▶ QUESTIONS ON THE MATERIAL
**a.** From the gallery stroll excerpt, list every group whose name contains "Association" or "Council."
**b.** Reproduce the passage of the gallery stroll excerpt that runs from "There are other" up to and including "(See accompanying schedule).", keeping every word and mark unchanged.

▶ EXCERPT TO READ
········
There are other digital events coming this weekend, according to Scudder.
One is the Park City Gallery Association’s first virtual gallery stroll, which will run from 6-9 p.m. on Friday, April 24.
“Park City Gallery Association hosts a gallery stroll on the last Friday of the month, so we have partnered with the Gallery Association and the Park City Area Restaurant Association to pop up this virtual event,” Scudder said.
The night will include online tours of 10 participating galleries, and five restaurants will offer gallery-stroll discounts for take out, she said.
“A representative for each gallery has signed up for a 15-minute slot, and they will show viewers some of their gallery’s favorite pieces that have been created by local artists,” Scudder said. (See accompanying schedule).
Viewers can see these tours on the galleries’ separate Facebook pages, and the Arts Council will aggregate and show all the tours on its Facebook page, bit.ly/2KirD4P.
“Of course, if anyone feels financially able, they can purchase the art from the individual galleries,” Scudder said.
The inclusion of the restaurants was key to enhancing the virtual gallery stroll, she said. (See accompanying list).
········
[Page layout parsing data]
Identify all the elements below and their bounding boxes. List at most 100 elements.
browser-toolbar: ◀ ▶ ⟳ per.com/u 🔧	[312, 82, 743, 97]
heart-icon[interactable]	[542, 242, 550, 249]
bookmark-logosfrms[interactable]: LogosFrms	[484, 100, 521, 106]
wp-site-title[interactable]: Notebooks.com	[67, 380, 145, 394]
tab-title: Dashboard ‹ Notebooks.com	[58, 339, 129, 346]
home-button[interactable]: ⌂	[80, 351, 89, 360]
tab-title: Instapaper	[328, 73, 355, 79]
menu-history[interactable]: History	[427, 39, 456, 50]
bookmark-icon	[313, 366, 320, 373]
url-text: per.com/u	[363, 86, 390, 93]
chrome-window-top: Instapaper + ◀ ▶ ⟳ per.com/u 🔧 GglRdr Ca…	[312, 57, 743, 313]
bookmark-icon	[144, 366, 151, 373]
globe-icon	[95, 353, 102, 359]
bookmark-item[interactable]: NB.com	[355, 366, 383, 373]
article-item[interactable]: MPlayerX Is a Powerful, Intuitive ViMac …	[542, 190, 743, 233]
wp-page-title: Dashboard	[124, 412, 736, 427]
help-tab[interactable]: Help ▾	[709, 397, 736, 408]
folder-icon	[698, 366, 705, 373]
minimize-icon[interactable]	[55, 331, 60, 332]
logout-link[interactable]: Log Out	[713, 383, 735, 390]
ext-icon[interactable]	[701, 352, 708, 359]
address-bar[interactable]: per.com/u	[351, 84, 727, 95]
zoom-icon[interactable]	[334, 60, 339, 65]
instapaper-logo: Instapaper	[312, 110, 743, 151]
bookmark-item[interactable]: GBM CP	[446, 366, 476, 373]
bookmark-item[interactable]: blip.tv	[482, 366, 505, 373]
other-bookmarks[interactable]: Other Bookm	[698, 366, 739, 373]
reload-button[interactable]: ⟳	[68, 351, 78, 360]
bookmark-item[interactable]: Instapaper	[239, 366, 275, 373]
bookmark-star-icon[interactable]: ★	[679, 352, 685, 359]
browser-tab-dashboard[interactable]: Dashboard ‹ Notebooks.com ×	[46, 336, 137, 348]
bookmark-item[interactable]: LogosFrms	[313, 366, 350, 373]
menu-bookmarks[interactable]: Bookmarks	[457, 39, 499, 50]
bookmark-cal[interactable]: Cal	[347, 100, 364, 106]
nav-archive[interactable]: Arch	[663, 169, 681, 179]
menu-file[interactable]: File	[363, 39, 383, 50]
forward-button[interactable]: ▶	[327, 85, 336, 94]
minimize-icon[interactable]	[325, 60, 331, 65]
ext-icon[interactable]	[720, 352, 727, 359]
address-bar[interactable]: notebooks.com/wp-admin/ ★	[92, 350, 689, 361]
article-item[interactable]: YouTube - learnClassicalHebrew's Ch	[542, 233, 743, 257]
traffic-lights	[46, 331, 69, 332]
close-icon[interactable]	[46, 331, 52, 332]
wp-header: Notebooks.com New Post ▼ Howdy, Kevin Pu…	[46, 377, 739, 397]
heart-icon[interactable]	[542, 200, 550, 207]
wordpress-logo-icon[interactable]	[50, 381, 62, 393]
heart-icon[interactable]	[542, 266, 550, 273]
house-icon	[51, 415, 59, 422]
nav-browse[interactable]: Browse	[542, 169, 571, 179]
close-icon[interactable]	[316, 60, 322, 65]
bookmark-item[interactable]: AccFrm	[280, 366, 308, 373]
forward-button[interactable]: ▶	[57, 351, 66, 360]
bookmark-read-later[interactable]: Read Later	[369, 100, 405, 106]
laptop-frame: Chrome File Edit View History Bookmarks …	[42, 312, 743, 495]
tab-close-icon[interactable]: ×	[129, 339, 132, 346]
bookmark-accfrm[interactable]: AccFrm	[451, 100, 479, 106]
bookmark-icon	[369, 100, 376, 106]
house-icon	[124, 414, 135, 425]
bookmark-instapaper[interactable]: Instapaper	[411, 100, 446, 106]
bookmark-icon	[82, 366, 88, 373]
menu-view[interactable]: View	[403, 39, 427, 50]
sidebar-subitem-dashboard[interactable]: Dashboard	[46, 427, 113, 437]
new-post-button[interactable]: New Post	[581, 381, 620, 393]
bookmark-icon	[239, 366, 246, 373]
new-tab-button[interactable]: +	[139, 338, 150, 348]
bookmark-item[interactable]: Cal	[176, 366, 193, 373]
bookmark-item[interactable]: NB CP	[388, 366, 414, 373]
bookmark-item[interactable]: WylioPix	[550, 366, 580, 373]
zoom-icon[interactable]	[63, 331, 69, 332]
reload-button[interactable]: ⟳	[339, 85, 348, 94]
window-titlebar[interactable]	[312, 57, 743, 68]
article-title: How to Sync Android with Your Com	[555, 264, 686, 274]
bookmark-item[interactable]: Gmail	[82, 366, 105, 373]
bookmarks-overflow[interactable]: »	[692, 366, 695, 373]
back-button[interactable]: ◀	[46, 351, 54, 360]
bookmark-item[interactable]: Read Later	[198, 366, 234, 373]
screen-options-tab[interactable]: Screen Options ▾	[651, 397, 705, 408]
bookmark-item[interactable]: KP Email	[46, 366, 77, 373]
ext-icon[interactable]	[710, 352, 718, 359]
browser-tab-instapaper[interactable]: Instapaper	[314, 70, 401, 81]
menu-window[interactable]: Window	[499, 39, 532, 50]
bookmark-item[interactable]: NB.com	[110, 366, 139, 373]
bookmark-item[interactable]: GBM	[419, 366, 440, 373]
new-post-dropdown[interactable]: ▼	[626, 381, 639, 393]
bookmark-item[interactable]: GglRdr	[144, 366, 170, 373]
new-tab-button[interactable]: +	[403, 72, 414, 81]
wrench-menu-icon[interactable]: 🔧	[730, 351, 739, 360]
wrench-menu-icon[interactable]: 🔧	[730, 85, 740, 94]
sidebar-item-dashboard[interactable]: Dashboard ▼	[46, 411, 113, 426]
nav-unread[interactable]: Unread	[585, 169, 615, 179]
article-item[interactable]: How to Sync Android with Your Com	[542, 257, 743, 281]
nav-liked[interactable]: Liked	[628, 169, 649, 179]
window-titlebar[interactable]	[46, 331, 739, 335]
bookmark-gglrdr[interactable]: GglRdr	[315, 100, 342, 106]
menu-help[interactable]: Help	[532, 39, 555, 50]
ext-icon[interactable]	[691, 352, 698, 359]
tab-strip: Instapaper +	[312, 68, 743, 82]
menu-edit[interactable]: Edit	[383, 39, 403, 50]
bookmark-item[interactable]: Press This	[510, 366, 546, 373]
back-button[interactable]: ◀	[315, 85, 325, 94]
········
▶ RESULTS OF THE EXERCISE
**a.**
Park City Gallery Association
Park City Area Restaurant Association
Arts Council

**b.**
There are other digital events coming this weekend, according to Scudder.
One is the Park City Gallery Association’s first virtual gallery stroll, which will run from 6-9 p.m. on Friday, April 24.
“Park City Gallery Association hosts a gallery stroll on the last Friday of the month, so we have partnered with the Gallery Association and the Park City Area Restaurant Association to pop up this virtual event,” Scudder said.
The night will include online tours of 10 participating galleries, and five restaurants will offer gallery-stroll discounts for take out, she said.
“A representative for each gallery has signed up for a 15-minute slot, and they will show viewers some of their gallery’s favorite pieces that have been created by local artists,” Scudder said. (See accompanying schedule).